**Instructions for the task**
Only the pictures are to be left out; set down the rest of the records exactly.

Records contained in a dataset:
━━━
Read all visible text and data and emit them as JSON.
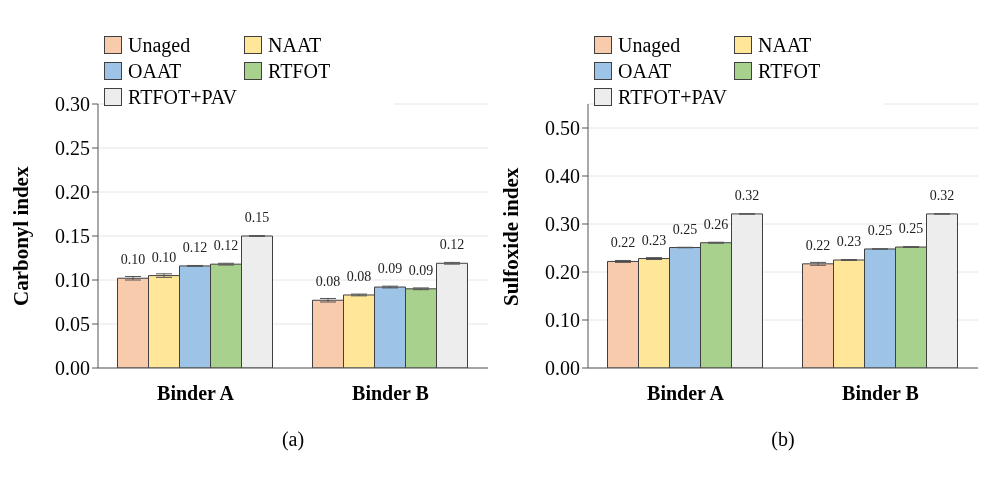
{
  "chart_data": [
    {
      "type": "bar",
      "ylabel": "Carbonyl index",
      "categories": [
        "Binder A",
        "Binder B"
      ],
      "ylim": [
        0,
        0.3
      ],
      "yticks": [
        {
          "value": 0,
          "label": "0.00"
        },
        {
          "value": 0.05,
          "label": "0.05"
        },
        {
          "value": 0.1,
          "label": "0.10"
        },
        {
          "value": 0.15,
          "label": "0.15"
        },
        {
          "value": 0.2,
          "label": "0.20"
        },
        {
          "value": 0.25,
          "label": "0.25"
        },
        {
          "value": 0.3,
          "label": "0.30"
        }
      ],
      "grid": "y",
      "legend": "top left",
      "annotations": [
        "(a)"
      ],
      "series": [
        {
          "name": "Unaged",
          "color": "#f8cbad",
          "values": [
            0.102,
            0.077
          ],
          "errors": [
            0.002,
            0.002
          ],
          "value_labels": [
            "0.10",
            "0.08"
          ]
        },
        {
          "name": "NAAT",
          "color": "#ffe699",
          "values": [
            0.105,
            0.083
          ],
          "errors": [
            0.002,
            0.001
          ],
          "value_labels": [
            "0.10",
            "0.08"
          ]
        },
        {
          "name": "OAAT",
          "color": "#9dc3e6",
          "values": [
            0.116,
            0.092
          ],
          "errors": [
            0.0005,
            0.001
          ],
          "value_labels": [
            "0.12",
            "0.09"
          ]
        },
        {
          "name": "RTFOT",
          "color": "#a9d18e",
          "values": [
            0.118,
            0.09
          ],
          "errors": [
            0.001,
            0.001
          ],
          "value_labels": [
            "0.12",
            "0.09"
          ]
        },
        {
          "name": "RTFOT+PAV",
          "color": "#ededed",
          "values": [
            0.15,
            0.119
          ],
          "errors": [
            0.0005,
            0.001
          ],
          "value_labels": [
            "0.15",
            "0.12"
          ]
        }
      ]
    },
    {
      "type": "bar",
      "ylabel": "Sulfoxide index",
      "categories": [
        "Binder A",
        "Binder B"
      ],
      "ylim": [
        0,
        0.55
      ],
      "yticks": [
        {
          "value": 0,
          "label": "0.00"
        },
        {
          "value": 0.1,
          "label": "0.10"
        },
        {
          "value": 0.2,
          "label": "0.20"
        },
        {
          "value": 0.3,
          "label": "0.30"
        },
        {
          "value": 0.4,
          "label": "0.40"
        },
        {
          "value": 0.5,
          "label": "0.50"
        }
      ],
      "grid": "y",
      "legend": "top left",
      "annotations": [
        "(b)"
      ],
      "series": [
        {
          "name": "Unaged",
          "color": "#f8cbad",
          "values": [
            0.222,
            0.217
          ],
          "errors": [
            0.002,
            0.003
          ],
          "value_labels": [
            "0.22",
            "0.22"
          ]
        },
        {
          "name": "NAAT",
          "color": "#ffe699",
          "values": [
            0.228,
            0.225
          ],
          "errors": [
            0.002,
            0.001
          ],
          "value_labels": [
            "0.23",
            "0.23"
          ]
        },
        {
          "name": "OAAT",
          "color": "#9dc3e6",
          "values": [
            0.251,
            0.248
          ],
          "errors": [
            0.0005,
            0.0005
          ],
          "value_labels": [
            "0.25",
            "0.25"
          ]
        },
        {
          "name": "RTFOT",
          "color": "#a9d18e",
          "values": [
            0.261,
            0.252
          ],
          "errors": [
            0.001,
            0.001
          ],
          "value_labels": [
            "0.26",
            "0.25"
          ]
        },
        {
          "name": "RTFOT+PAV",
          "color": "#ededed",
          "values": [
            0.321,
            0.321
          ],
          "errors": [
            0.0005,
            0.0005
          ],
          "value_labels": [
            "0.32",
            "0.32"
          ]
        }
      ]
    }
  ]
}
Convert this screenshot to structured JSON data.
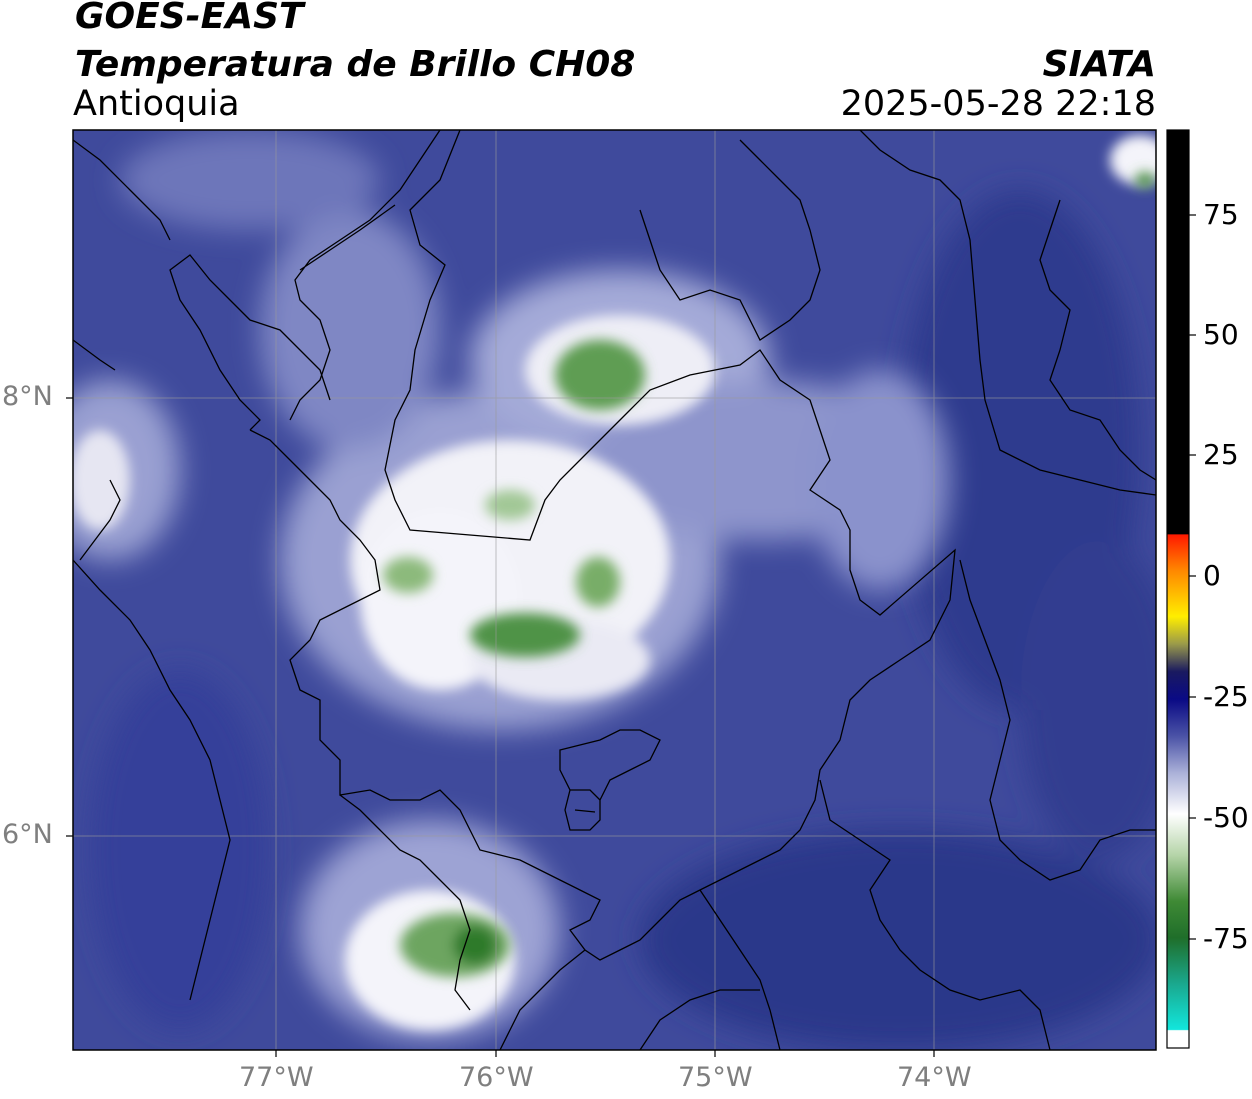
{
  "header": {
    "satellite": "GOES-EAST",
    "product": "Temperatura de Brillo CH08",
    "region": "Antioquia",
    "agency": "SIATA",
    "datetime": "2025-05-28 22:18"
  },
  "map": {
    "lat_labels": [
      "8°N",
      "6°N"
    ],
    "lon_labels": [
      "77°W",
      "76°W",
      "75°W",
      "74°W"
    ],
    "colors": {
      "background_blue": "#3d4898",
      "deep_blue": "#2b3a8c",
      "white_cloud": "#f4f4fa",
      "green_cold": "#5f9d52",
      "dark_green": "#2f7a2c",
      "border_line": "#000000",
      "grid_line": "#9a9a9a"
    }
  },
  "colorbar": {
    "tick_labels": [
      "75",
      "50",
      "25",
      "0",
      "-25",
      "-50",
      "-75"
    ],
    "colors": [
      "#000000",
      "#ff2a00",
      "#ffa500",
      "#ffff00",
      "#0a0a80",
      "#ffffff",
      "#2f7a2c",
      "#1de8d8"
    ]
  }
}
━━━
**Solution**
Read all visible text and data and emit them as JSON.
{
  "chart_data": [
    {
      "type": "bar",
      "ylabel": "Carbonyl index",
      "categories": [
        "Binder A",
        "Binder B"
      ],
      "ylim": [
        0,
        0.3
      ],
      "yticks": [
        {
          "value": 0,
          "label": "0.00"
        },
        {
          "value": 0.05,
          "label": "0.05"
        },
        {
          "value": 0.1,
          "label": "0.10"
        },
        {
          "value": 0.15,
          "label": "0.15"
        },
        {
          "value": 0.2,
          "label": "0.20"
        },
        {
          "value": 0.25,
          "label": "0.25"
        },
        {
          "value": 0.3,
          "label": "0.30"
        }
      ],
      "grid": "y",
      "legend": "top left",
      "annotations": [
        "(a)"
      ],
      "series": [
        {
          "name": "Unaged",
          "color": "#f8cbad",
          "values": [
            0.102,
            0.077
          ],
          "errors": [
            0.002,
            0.002
          ],
          "value_labels": [
            "0.10",
            "0.08"
          ]
        },
        {
          "name": "NAAT",
          "color": "#ffe699",
          "values": [
            0.105,
            0.083
          ],
          "errors": [
            0.002,
            0.001
          ],
          "value_labels": [
            "0.10",
            "0.08"
          ]
        },
        {
          "name": "OAAT",
          "color": "#9dc3e6",
          "values": [
            0.116,
            0.092
          ],
          "errors": [
            0.0005,
            0.001
          ],
          "value_labels": [
            "0.12",
            "0.09"
          ]
        },
        {
          "name": "RTFOT",
          "color": "#a9d18e",
          "values": [
            0.118,
            0.09
          ],
          "errors": [
            0.001,
            0.001
          ],
          "value_labels": [
            "0.12",
            "0.09"
          ]
        },
        {
          "name": "RTFOT+PAV",
          "color": "#ededed",
          "values": [
            0.15,
            0.119
          ],
          "errors": [
            0.0005,
            0.001
          ],
          "value_labels": [
            "0.15",
            "0.12"
          ]
        }
      ]
    },
    {
      "type": "bar",
      "ylabel": "Sulfoxide index",
      "categories": [
        "Binder A",
        "Binder B"
      ],
      "ylim": [
        0,
        0.55
      ],
      "yticks": [
        {
          "value": 0,
          "label": "0.00"
        },
        {
          "value": 0.1,
          "label": "0.10"
        },
        {
          "value": 0.2,
          "label": "0.20"
        },
        {
          "value": 0.3,
          "label": "0.30"
        },
        {
          "value": 0.4,
          "label": "0.40"
        },
        {
          "value": 0.5,
          "label": "0.50"
        }
      ],
      "grid": "y",
      "legend": "top left",
      "annotations": [
        "(b)"
      ],
      "series": [
        {
          "name": "Unaged",
          "color": "#f8cbad",
          "values": [
            0.222,
            0.217
          ],
          "errors": [
            0.002,
            0.003
          ],
          "value_labels": [
            "0.22",
            "0.22"
          ]
        },
        {
          "name": "NAAT",
          "color": "#ffe699",
          "values": [
            0.228,
            0.225
          ],
          "errors": [
            0.002,
            0.001
          ],
          "value_labels": [
            "0.23",
            "0.23"
          ]
        },
        {
          "name": "OAAT",
          "color": "#9dc3e6",
          "values": [
            0.251,
            0.248
          ],
          "errors": [
            0.0005,
            0.0005
          ],
          "value_labels": [
            "0.25",
            "0.25"
          ]
        },
        {
          "name": "RTFOT",
          "color": "#a9d18e",
          "values": [
            0.261,
            0.252
          ],
          "errors": [
            0.001,
            0.001
          ],
          "value_labels": [
            "0.26",
            "0.25"
          ]
        },
        {
          "name": "RTFOT+PAV",
          "color": "#ededed",
          "values": [
            0.321,
            0.321
          ],
          "errors": [
            0.0005,
            0.0005
          ],
          "value_labels": [
            "0.32",
            "0.32"
          ]
        }
      ]
    }
  ]
}
Convert this screenshot to structured JSON data.
{
  "header": {
    "satellite": "GOES-EAST",
    "product": "Temperatura de Brillo CH08",
    "region": "Antioquia",
    "agency": "SIATA",
    "datetime": "2025-05-28 22:18"
  },
  "map": {
    "lat_labels": [
      "8°N",
      "6°N"
    ],
    "lon_labels": [
      "77°W",
      "76°W",
      "75°W",
      "74°W"
    ],
    "colors": {
      "background_blue": "#3d4898",
      "deep_blue": "#2b3a8c",
      "white_cloud": "#f4f4fa",
      "green_cold": "#5f9d52",
      "dark_green": "#2f7a2c",
      "border_line": "#000000",
      "grid_line": "#9a9a9a"
    }
  },
  "colorbar": {
    "tick_labels": [
      "75",
      "50",
      "25",
      "0",
      "-25",
      "-50",
      "-75"
    ],
    "colors": [
      "#000000",
      "#ff2a00",
      "#ffa500",
      "#ffff00",
      "#0a0a80",
      "#ffffff",
      "#2f7a2c",
      "#1de8d8"
    ]
  }
}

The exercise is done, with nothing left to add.